GIVEN PROBLEM: Lines containing the word "document" should be extracted in full.

INFORMATION SHOWN:
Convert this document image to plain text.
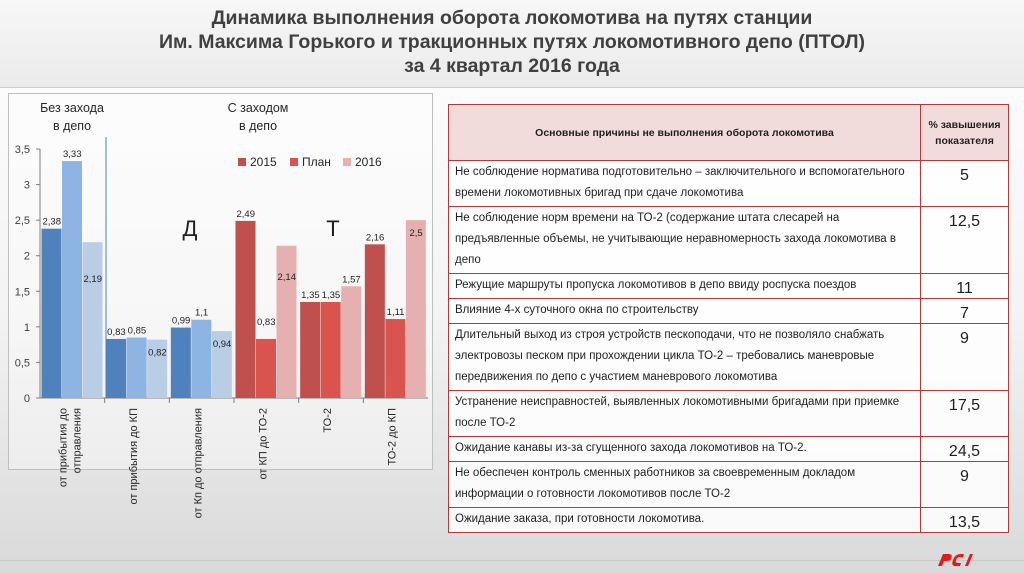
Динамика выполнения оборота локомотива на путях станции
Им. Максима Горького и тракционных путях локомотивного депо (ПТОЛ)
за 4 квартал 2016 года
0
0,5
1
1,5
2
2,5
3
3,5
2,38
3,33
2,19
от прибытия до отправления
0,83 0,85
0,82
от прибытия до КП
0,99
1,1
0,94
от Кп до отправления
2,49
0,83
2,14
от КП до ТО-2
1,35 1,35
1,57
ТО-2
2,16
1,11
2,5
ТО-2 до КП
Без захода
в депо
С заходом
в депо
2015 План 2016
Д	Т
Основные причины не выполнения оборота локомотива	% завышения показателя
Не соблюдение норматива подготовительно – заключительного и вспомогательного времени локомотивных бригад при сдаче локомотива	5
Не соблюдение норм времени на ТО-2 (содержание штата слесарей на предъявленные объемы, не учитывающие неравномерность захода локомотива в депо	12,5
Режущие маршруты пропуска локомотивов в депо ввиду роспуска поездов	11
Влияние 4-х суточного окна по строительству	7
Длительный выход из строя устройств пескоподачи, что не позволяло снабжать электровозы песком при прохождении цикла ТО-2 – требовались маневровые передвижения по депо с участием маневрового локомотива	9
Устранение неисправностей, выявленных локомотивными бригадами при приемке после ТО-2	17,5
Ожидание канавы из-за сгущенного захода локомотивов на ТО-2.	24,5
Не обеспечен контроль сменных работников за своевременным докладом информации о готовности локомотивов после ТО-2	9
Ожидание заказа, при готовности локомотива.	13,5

* * *

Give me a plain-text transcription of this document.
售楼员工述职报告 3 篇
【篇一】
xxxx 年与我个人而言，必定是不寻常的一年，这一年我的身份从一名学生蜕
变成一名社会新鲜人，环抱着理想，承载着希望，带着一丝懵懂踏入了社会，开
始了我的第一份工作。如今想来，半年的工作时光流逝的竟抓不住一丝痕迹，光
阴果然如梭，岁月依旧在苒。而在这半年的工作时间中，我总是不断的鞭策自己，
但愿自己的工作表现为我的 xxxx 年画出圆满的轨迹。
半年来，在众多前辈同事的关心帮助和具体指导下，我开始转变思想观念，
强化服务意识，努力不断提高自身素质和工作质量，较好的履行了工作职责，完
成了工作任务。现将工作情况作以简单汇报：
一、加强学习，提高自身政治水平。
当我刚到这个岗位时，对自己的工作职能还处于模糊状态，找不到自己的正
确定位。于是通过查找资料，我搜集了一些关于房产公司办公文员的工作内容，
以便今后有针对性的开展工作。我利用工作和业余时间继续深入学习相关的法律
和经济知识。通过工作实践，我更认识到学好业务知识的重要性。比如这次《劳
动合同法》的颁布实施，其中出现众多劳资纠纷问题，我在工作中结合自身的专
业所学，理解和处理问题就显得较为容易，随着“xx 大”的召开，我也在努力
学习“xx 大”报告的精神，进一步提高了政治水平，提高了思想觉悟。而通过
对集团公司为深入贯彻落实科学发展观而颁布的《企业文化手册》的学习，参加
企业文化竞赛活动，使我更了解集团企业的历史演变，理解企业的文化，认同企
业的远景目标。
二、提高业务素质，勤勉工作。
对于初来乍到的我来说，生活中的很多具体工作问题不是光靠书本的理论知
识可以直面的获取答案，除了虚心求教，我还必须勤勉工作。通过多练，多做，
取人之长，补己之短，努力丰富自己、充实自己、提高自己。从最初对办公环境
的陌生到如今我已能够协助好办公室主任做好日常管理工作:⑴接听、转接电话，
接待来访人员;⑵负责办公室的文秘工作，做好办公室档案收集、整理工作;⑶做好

TASK OUTPUT:
Convert this document image to plain text.
Give me a plain-text transcription of this document.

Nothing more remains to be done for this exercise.